** begin **

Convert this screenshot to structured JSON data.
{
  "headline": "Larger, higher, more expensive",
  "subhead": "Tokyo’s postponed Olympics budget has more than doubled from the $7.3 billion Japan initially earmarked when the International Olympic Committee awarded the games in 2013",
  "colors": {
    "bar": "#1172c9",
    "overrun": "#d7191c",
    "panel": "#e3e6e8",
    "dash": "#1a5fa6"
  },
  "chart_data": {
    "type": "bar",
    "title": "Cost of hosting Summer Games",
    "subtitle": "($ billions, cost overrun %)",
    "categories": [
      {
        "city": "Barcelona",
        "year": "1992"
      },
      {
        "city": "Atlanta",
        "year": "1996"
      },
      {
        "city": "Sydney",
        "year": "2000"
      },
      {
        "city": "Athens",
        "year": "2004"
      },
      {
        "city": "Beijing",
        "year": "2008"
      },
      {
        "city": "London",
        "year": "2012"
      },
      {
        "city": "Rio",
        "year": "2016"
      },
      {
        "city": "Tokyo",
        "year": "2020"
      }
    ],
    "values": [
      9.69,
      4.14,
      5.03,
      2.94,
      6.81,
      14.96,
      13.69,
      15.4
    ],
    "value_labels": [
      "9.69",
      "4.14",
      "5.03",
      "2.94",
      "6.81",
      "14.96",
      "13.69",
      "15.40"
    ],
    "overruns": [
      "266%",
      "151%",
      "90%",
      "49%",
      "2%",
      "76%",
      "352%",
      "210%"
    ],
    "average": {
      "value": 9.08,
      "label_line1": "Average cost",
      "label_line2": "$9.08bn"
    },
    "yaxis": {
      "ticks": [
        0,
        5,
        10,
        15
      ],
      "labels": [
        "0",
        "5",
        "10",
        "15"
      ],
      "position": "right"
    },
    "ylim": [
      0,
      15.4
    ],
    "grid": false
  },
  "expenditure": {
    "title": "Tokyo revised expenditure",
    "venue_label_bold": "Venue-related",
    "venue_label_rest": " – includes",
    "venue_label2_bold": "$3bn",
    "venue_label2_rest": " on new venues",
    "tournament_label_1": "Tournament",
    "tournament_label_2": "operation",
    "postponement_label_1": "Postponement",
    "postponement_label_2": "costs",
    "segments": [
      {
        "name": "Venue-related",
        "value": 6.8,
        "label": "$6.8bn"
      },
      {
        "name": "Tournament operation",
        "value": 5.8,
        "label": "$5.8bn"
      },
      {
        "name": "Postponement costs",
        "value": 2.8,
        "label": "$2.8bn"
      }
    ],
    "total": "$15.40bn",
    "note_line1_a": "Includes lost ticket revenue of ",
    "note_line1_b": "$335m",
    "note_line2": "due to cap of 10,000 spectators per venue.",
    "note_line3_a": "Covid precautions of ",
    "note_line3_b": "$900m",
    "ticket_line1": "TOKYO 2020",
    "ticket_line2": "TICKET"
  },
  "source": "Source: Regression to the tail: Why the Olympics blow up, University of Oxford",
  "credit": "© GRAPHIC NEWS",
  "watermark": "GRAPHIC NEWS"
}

** end **

• TASK BRIEF
Restate each record word for word.

• RESPONSE
Convert this screenshot to structured JSON data.
{
  "headline": "Larger, higher, more expensive",
  "subhead": "Tokyo’s postponed Olympics budget has more than doubled from the $7.3 billion Japan initially earmarked when the International Olympic Committee awarded the games in 2013",
  "colors": {
    "bar": "#1172c9",
    "overrun": "#d7191c",
    "panel": "#e3e6e8",
    "dash": "#1a5fa6"
  },
  "chart_data": {
    "type": "bar",
    "title": "Cost of hosting Summer Games",
    "subtitle": "($ billions, cost overrun %)",
    "categories": [
      {
        "city": "Barcelona",
        "year": "1992"
      },
      {
        "city": "Atlanta",
        "year": "1996"
      },
      {
        "city": "Sydney",
        "year": "2000"
      },
      {
        "city": "Athens",
        "year": "2004"
      },
      {
        "city": "Beijing",
        "year": "2008"
      },
      {
        "city": "London",
        "year": "2012"
      },
      {
        "city": "Rio",
        "year": "2016"
      },
      {
        "city": "Tokyo",
        "year": "2020"
      }
    ],
    "values": [
      9.69,
      4.14,
      5.03,
      2.94,
      6.81,
      14.96,
      13.69,
      15.4
    ],
    "value_labels": [
      "9.69",
      "4.14",
      "5.03",
      "2.94",
      "6.81",
      "14.96",
      "13.69",
      "15.40"
    ],
    "overruns": [
      "266%",
      "151%",
      "90%",
      "49%",
      "2%",
      "76%",
      "352%",
      "210%"
    ],
    "average": {
      "value": 9.08,
      "label_line1": "Average cost",
      "label_line2": "$9.08bn"
    },
    "yaxis": {
      "ticks": [
        0,
        5,
        10,
        15
      ],
      "labels": [
        "0",
        "5",
        "10",
        "15"
      ],
      "position": "right"
    },
    "ylim": [
      0,
      15.4
    ],
    "grid": false
  },
  "expenditure": {
    "title": "Tokyo revised expenditure",
    "venue_label_bold": "Venue-related",
    "venue_label_rest": " – includes",
    "venue_label2_bold": "$3bn",
    "venue_label2_rest": " on new venues",
    "tournament_label_1": "Tournament",
    "tournament_label_2": "operation",
    "postponement_label_1": "Postponement",
    "postponement_label_2": "costs",
    "segments": [
      {
        "name": "Venue-related",
        "value": 6.8,
        "label": "$6.8bn"
      },
      {
        "name": "Tournament operation",
        "value": 5.8,
        "label": "$5.8bn"
      },
      {
        "name": "Postponement costs",
        "value": 2.8,
        "label": "$2.8bn"
      }
    ],
    "total": "$15.40bn",
    "note_line1_a": "Includes lost ticket revenue of ",
    "note_line1_b": "$335m",
    "note_line2": "due to cap of 10,000 spectators per venue.",
    "note_line3_a": "Covid precautions of ",
    "note_line3_b": "$900m",
    "ticket_line1": "TOKYO 2020",
    "ticket_line2": "TICKET"
  },
  "source": "Source: Regression to the tail: Why the Olympics blow up, University of Oxford",
  "credit": "© GRAPHIC NEWS",
  "watermark": "GRAPHIC NEWS"
}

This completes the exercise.